[Records from a data collection]
= = = = = = =

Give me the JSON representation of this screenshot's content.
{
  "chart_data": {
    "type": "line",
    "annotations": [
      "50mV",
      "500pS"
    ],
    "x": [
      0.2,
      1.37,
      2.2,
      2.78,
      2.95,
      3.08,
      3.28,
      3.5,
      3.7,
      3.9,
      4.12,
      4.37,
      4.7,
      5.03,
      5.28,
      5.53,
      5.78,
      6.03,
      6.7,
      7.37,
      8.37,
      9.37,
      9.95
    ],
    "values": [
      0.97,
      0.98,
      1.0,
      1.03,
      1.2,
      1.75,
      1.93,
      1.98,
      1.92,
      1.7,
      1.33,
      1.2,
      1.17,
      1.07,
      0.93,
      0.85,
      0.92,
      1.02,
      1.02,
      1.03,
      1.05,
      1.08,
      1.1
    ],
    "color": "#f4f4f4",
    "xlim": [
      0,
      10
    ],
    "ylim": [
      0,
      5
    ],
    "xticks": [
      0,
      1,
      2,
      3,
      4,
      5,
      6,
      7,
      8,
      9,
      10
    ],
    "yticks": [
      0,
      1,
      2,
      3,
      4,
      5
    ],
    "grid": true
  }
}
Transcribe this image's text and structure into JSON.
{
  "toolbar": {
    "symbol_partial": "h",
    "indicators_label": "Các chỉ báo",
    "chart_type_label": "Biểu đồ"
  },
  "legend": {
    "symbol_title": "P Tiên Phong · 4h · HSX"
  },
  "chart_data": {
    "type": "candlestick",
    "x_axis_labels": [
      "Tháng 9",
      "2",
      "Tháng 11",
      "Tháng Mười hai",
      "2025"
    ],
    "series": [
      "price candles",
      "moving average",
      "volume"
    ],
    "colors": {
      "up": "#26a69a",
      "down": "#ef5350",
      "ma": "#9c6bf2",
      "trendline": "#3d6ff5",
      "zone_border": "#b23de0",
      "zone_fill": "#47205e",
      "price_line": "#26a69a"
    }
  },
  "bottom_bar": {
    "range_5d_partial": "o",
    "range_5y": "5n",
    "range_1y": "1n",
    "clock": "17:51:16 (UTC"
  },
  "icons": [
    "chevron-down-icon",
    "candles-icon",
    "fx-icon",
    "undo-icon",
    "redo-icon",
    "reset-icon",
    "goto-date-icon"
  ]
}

= = = = = = =

__Written instruction__
Produce an exact copy of all the records.

__Answer for this exercise__
Give me the JSON representation of this screenshot's content.
{
  "chart_data": {
    "type": "line",
    "annotations": [
      "50mV",
      "500pS"
    ],
    "x": [
      0.2,
      1.37,
      2.2,
      2.78,
      2.95,
      3.08,
      3.28,
      3.5,
      3.7,
      3.9,
      4.12,
      4.37,
      4.7,
      5.03,
      5.28,
      5.53,
      5.78,
      6.03,
      6.7,
      7.37,
      8.37,
      9.37,
      9.95
    ],
    "values": [
      0.97,
      0.98,
      1.0,
      1.03,
      1.2,
      1.75,
      1.93,
      1.98,
      1.92,
      1.7,
      1.33,
      1.2,
      1.17,
      1.07,
      0.93,
      0.85,
      0.92,
      1.02,
      1.02,
      1.03,
      1.05,
      1.08,
      1.1
    ],
    "color": "#f4f4f4",
    "xlim": [
      0,
      10
    ],
    "ylim": [
      0,
      5
    ],
    "xticks": [
      0,
      1,
      2,
      3,
      4,
      5,
      6,
      7,
      8,
      9,
      10
    ],
    "yticks": [
      0,
      1,
      2,
      3,
      4,
      5
    ],
    "grid": true
  }
}
Transcribe this image's text and structure into JSON.
{
  "toolbar": {
    "symbol_partial": "h",
    "indicators_label": "Các chỉ báo",
    "chart_type_label": "Biểu đồ"
  },
  "legend": {
    "symbol_title": "P Tiên Phong · 4h · HSX"
  },
  "chart_data": {
    "type": "candlestick",
    "x_axis_labels": [
      "Tháng 9",
      "2",
      "Tháng 11",
      "Tháng Mười hai",
      "2025"
    ],
    "series": [
      "price candles",
      "moving average",
      "volume"
    ],
    "colors": {
      "up": "#26a69a",
      "down": "#ef5350",
      "ma": "#9c6bf2",
      "trendline": "#3d6ff5",
      "zone_border": "#b23de0",
      "zone_fill": "#47205e",
      "price_line": "#26a69a"
    }
  },
  "bottom_bar": {
    "range_5d_partial": "o",
    "range_5y": "5n",
    "range_1y": "1n",
    "clock": "17:51:16 (UTC"
  },
  "icons": [
    "chevron-down-icon",
    "candles-icon",
    "fx-icon",
    "undo-icon",
    "redo-icon",
    "reset-icon",
    "goto-date-icon"
  ]
}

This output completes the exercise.